§ **Direction**: Write the records below out in full, character for character, with no pictures.

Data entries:
──────────

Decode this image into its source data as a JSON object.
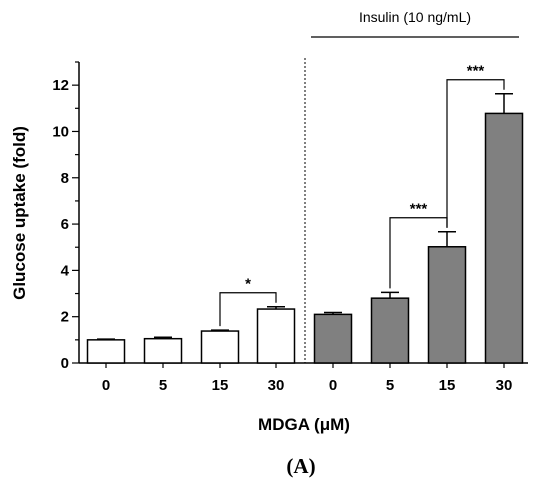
{
  "chart_data": {
    "type": "bar",
    "xlabel": "MDGA (μM)",
    "ylabel": "Glucose uptake (fold)",
    "ylim": [
      0,
      13
    ],
    "yticks": [
      "0",
      "2",
      "4",
      "6",
      "8",
      "10",
      "12"
    ],
    "grid": false,
    "categories": [
      "0",
      "5",
      "15",
      "30",
      "0",
      "5",
      "15",
      "30"
    ],
    "values": [
      1.0,
      1.05,
      1.38,
      2.33,
      2.1,
      2.8,
      5.02,
      10.78
    ],
    "errors": [
      0.03,
      0.06,
      0.04,
      0.1,
      0.08,
      0.25,
      0.65,
      0.85
    ],
    "fill_colors": [
      "#ffffff",
      "#ffffff",
      "#ffffff",
      "#ffffff",
      "#808080",
      "#808080",
      "#808080",
      "#808080"
    ],
    "group_label": "Insulin (10 ng/mL)",
    "group_start_index": 4,
    "significance": [
      {
        "from": 2,
        "to": 3,
        "label": "*"
      },
      {
        "from": 5,
        "to": 6,
        "label": "***"
      },
      {
        "from": 6,
        "to": 7,
        "label": "***"
      }
    ],
    "panel_label": "(A)"
  }
}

──────────

§ **Correct response**:
Decode this image into its source data as a JSON object.
{
  "chart_data": {
    "type": "bar",
    "xlabel": "MDGA (μM)",
    "ylabel": "Glucose uptake (fold)",
    "ylim": [
      0,
      13
    ],
    "yticks": [
      "0",
      "2",
      "4",
      "6",
      "8",
      "10",
      "12"
    ],
    "grid": false,
    "categories": [
      "0",
      "5",
      "15",
      "30",
      "0",
      "5",
      "15",
      "30"
    ],
    "values": [
      1.0,
      1.05,
      1.38,
      2.33,
      2.1,
      2.8,
      5.02,
      10.78
    ],
    "errors": [
      0.03,
      0.06,
      0.04,
      0.1,
      0.08,
      0.25,
      0.65,
      0.85
    ],
    "fill_colors": [
      "#ffffff",
      "#ffffff",
      "#ffffff",
      "#ffffff",
      "#808080",
      "#808080",
      "#808080",
      "#808080"
    ],
    "group_label": "Insulin (10 ng/mL)",
    "group_start_index": 4,
    "significance": [
      {
        "from": 2,
        "to": 3,
        "label": "*"
      },
      {
        "from": 5,
        "to": 6,
        "label": "***"
      },
      {
        "from": 6,
        "to": 7,
        "label": "***"
      }
    ],
    "panel_label": "(A)"
  }
}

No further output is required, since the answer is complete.